(Data items)
--

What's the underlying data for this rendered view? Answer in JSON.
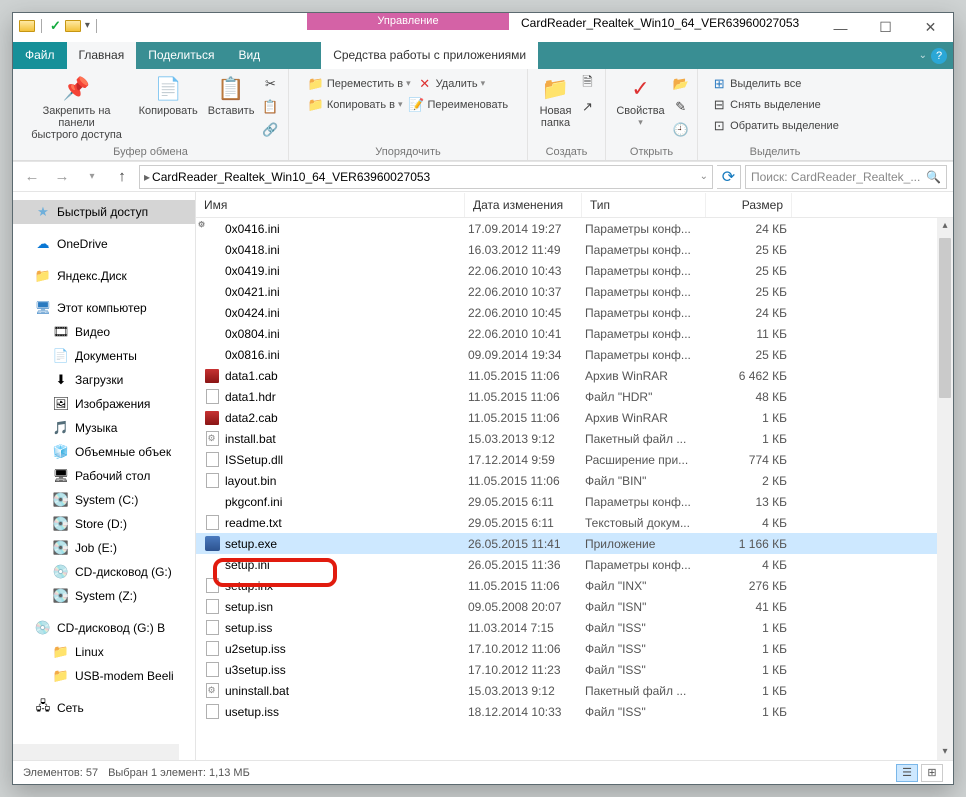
{
  "title": "CardReader_Realtek_Win10_64_VER63960027053",
  "manage_label": "Управление",
  "tabs": {
    "file": "Файл",
    "home": "Главная",
    "share": "Поделиться",
    "view": "Вид",
    "apptools": "Средства работы с приложениями"
  },
  "ribbon": {
    "pin": "Закрепить на панели\nбыстрого доступа",
    "copy": "Копировать",
    "paste": "Вставить",
    "clipboard_group": "Буфер обмена",
    "moveto": "Переместить в",
    "copyto": "Копировать в",
    "delete": "Удалить",
    "rename": "Переименовать",
    "organize_group": "Упорядочить",
    "newfolder": "Новая\nпапка",
    "new_group": "Создать",
    "properties": "Свойства",
    "open_group": "Открыть",
    "selectall": "Выделить все",
    "selectnone": "Снять выделение",
    "invertsel": "Обратить выделение",
    "select_group": "Выделить",
    "cut_i": "✂",
    "newitem_i": "🗎",
    "easy_i": "📋"
  },
  "breadcrumb": {
    "path": "CardReader_Realtek_Win10_64_VER63960027053"
  },
  "search_placeholder": "Поиск: CardReader_Realtek_...",
  "columns": {
    "name": "Имя",
    "date": "Дата изменения",
    "type": "Тип",
    "size": "Размер"
  },
  "nav": {
    "quick": "Быстрый доступ",
    "onedrive": "OneDrive",
    "yadisk": "Яндекс.Диск",
    "thispc": "Этот компьютер",
    "videos": "Видео",
    "documents": "Документы",
    "downloads": "Загрузки",
    "pictures": "Изображения",
    "music": "Музыка",
    "objects3d": "Объемные объек",
    "desktop": "Рабочий стол",
    "sysc": "System (C:)",
    "stored": "Store (D:)",
    "jobe": "Job (E:)",
    "cdg": "CD-дисковод (G:)",
    "sysz": "System (Z:)",
    "cdgb": "CD-дисковод (G:) В",
    "linux": "Linux",
    "usbmodem": "USB-modem Beeli",
    "network": "Сеть"
  },
  "files": [
    {
      "icon": "ini",
      "name": "0x0416.ini",
      "date": "17.09.2014 19:27",
      "type": "Параметры конф...",
      "size": "24 КБ"
    },
    {
      "icon": "ini",
      "name": "0x0418.ini",
      "date": "16.03.2012 11:49",
      "type": "Параметры конф...",
      "size": "25 КБ"
    },
    {
      "icon": "ini",
      "name": "0x0419.ini",
      "date": "22.06.2010 10:43",
      "type": "Параметры конф...",
      "size": "25 КБ"
    },
    {
      "icon": "ini",
      "name": "0x0421.ini",
      "date": "22.06.2010 10:37",
      "type": "Параметры конф...",
      "size": "25 КБ"
    },
    {
      "icon": "ini",
      "name": "0x0424.ini",
      "date": "22.06.2010 10:45",
      "type": "Параметры конф...",
      "size": "24 КБ"
    },
    {
      "icon": "ini",
      "name": "0x0804.ini",
      "date": "22.06.2010 10:41",
      "type": "Параметры конф...",
      "size": "11 КБ"
    },
    {
      "icon": "ini",
      "name": "0x0816.ini",
      "date": "09.09.2014 19:34",
      "type": "Параметры конф...",
      "size": "25 КБ"
    },
    {
      "icon": "cab",
      "name": "data1.cab",
      "date": "11.05.2015 11:06",
      "type": "Архив WinRAR",
      "size": "6 462 КБ"
    },
    {
      "icon": "gen",
      "name": "data1.hdr",
      "date": "11.05.2015 11:06",
      "type": "Файл \"HDR\"",
      "size": "48 КБ"
    },
    {
      "icon": "cab",
      "name": "data2.cab",
      "date": "11.05.2015 11:06",
      "type": "Архив WinRAR",
      "size": "1 КБ"
    },
    {
      "icon": "bat",
      "name": "install.bat",
      "date": "15.03.2013 9:12",
      "type": "Пакетный файл ...",
      "size": "1 КБ"
    },
    {
      "icon": "gen",
      "name": "ISSetup.dll",
      "date": "17.12.2014 9:59",
      "type": "Расширение при...",
      "size": "774 КБ"
    },
    {
      "icon": "gen",
      "name": "layout.bin",
      "date": "11.05.2015 11:06",
      "type": "Файл \"BIN\"",
      "size": "2 КБ"
    },
    {
      "icon": "ini",
      "name": "pkgconf.ini",
      "date": "29.05.2015 6:11",
      "type": "Параметры конф...",
      "size": "13 КБ"
    },
    {
      "icon": "gen",
      "name": "readme.txt",
      "date": "29.05.2015 6:11",
      "type": "Текстовый докум...",
      "size": "4 КБ"
    },
    {
      "icon": "exe",
      "name": "setup.exe",
      "date": "26.05.2015 11:41",
      "type": "Приложение",
      "size": "1 166 КБ",
      "selected": true
    },
    {
      "icon": "ini",
      "name": "setup.ini",
      "date": "26.05.2015 11:36",
      "type": "Параметры конф...",
      "size": "4 КБ"
    },
    {
      "icon": "gen",
      "name": "setup.inx",
      "date": "11.05.2015 11:06",
      "type": "Файл \"INX\"",
      "size": "276 КБ"
    },
    {
      "icon": "gen",
      "name": "setup.isn",
      "date": "09.05.2008 20:07",
      "type": "Файл \"ISN\"",
      "size": "41 КБ"
    },
    {
      "icon": "gen",
      "name": "setup.iss",
      "date": "11.03.2014 7:15",
      "type": "Файл \"ISS\"",
      "size": "1 КБ"
    },
    {
      "icon": "gen",
      "name": "u2setup.iss",
      "date": "17.10.2012 11:06",
      "type": "Файл \"ISS\"",
      "size": "1 КБ"
    },
    {
      "icon": "gen",
      "name": "u3setup.iss",
      "date": "17.10.2012 11:23",
      "type": "Файл \"ISS\"",
      "size": "1 КБ"
    },
    {
      "icon": "bat",
      "name": "uninstall.bat",
      "date": "15.03.2013 9:12",
      "type": "Пакетный файл ...",
      "size": "1 КБ"
    },
    {
      "icon": "gen",
      "name": "usetup.iss",
      "date": "18.12.2014 10:33",
      "type": "Файл \"ISS\"",
      "size": "1 КБ"
    }
  ],
  "status": {
    "count": "Элементов: 57",
    "selected": "Выбран 1 элемент: 1,13 МБ"
  }
}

--

* **PROBLEM DETAILS**: Write out the listing above again, exactly, but with no pictures in the copy.

* **RESULT**:
What's the underlying data for this rendered view? Answer in JSON.
{
  "title": "CardReader_Realtek_Win10_64_VER63960027053",
  "manage_label": "Управление",
  "tabs": {
    "file": "Файл",
    "home": "Главная",
    "share": "Поделиться",
    "view": "Вид",
    "apptools": "Средства работы с приложениями"
  },
  "ribbon": {
    "pin": "Закрепить на панели\nбыстрого доступа",
    "copy": "Копировать",
    "paste": "Вставить",
    "clipboard_group": "Буфер обмена",
    "moveto": "Переместить в",
    "copyto": "Копировать в",
    "delete": "Удалить",
    "rename": "Переименовать",
    "organize_group": "Упорядочить",
    "newfolder": "Новая\nпапка",
    "new_group": "Создать",
    "properties": "Свойства",
    "open_group": "Открыть",
    "selectall": "Выделить все",
    "selectnone": "Снять выделение",
    "invertsel": "Обратить выделение",
    "select_group": "Выделить",
    "cut_i": "✂",
    "newitem_i": "🗎",
    "easy_i": "📋"
  },
  "breadcrumb": {
    "path": "CardReader_Realtek_Win10_64_VER63960027053"
  },
  "search_placeholder": "Поиск: CardReader_Realtek_...",
  "columns": {
    "name": "Имя",
    "date": "Дата изменения",
    "type": "Тип",
    "size": "Размер"
  },
  "nav": {
    "quick": "Быстрый доступ",
    "onedrive": "OneDrive",
    "yadisk": "Яндекс.Диск",
    "thispc": "Этот компьютер",
    "videos": "Видео",
    "documents": "Документы",
    "downloads": "Загрузки",
    "pictures": "Изображения",
    "music": "Музыка",
    "objects3d": "Объемные объек",
    "desktop": "Рабочий стол",
    "sysc": "System (C:)",
    "stored": "Store (D:)",
    "jobe": "Job (E:)",
    "cdg": "CD-дисковод (G:)",
    "sysz": "System (Z:)",
    "cdgb": "CD-дисковод (G:) В",
    "linux": "Linux",
    "usbmodem": "USB-modem Beeli",
    "network": "Сеть"
  },
  "files": [
    {
      "icon": "ini",
      "name": "0x0416.ini",
      "date": "17.09.2014 19:27",
      "type": "Параметры конф...",
      "size": "24 КБ"
    },
    {
      "icon": "ini",
      "name": "0x0418.ini",
      "date": "16.03.2012 11:49",
      "type": "Параметры конф...",
      "size": "25 КБ"
    },
    {
      "icon": "ini",
      "name": "0x0419.ini",
      "date": "22.06.2010 10:43",
      "type": "Параметры конф...",
      "size": "25 КБ"
    },
    {
      "icon": "ini",
      "name": "0x0421.ini",
      "date": "22.06.2010 10:37",
      "type": "Параметры конф...",
      "size": "25 КБ"
    },
    {
      "icon": "ini",
      "name": "0x0424.ini",
      "date": "22.06.2010 10:45",
      "type": "Параметры конф...",
      "size": "24 КБ"
    },
    {
      "icon": "ini",
      "name": "0x0804.ini",
      "date": "22.06.2010 10:41",
      "type": "Параметры конф...",
      "size": "11 КБ"
    },
    {
      "icon": "ini",
      "name": "0x0816.ini",
      "date": "09.09.2014 19:34",
      "type": "Параметры конф...",
      "size": "25 КБ"
    },
    {
      "icon": "cab",
      "name": "data1.cab",
      "date": "11.05.2015 11:06",
      "type": "Архив WinRAR",
      "size": "6 462 КБ"
    },
    {
      "icon": "gen",
      "name": "data1.hdr",
      "date": "11.05.2015 11:06",
      "type": "Файл \"HDR\"",
      "size": "48 КБ"
    },
    {
      "icon": "cab",
      "name": "data2.cab",
      "date": "11.05.2015 11:06",
      "type": "Архив WinRAR",
      "size": "1 КБ"
    },
    {
      "icon": "bat",
      "name": "install.bat",
      "date": "15.03.2013 9:12",
      "type": "Пакетный файл ...",
      "size": "1 КБ"
    },
    {
      "icon": "gen",
      "name": "ISSetup.dll",
      "date": "17.12.2014 9:59",
      "type": "Расширение при...",
      "size": "774 КБ"
    },
    {
      "icon": "gen",
      "name": "layout.bin",
      "date": "11.05.2015 11:06",
      "type": "Файл \"BIN\"",
      "size": "2 КБ"
    },
    {
      "icon": "ini",
      "name": "pkgconf.ini",
      "date": "29.05.2015 6:11",
      "type": "Параметры конф...",
      "size": "13 КБ"
    },
    {
      "icon": "gen",
      "name": "readme.txt",
      "date": "29.05.2015 6:11",
      "type": "Текстовый докум...",
      "size": "4 КБ"
    },
    {
      "icon": "exe",
      "name": "setup.exe",
      "date": "26.05.2015 11:41",
      "type": "Приложение",
      "size": "1 166 КБ",
      "selected": true
    },
    {
      "icon": "ini",
      "name": "setup.ini",
      "date": "26.05.2015 11:36",
      "type": "Параметры конф...",
      "size": "4 КБ"
    },
    {
      "icon": "gen",
      "name": "setup.inx",
      "date": "11.05.2015 11:06",
      "type": "Файл \"INX\"",
      "size": "276 КБ"
    },
    {
      "icon": "gen",
      "name": "setup.isn",
      "date": "09.05.2008 20:07",
      "type": "Файл \"ISN\"",
      "size": "41 КБ"
    },
    {
      "icon": "gen",
      "name": "setup.iss",
      "date": "11.03.2014 7:15",
      "type": "Файл \"ISS\"",
      "size": "1 КБ"
    },
    {
      "icon": "gen",
      "name": "u2setup.iss",
      "date": "17.10.2012 11:06",
      "type": "Файл \"ISS\"",
      "size": "1 КБ"
    },
    {
      "icon": "gen",
      "name": "u3setup.iss",
      "date": "17.10.2012 11:23",
      "type": "Файл \"ISS\"",
      "size": "1 КБ"
    },
    {
      "icon": "bat",
      "name": "uninstall.bat",
      "date": "15.03.2013 9:12",
      "type": "Пакетный файл ...",
      "size": "1 КБ"
    },
    {
      "icon": "gen",
      "name": "usetup.iss",
      "date": "18.12.2014 10:33",
      "type": "Файл \"ISS\"",
      "size": "1 КБ"
    }
  ],
  "status": {
    "count": "Элементов: 57",
    "selected": "Выбран 1 элемент: 1,13 МБ"
  }
}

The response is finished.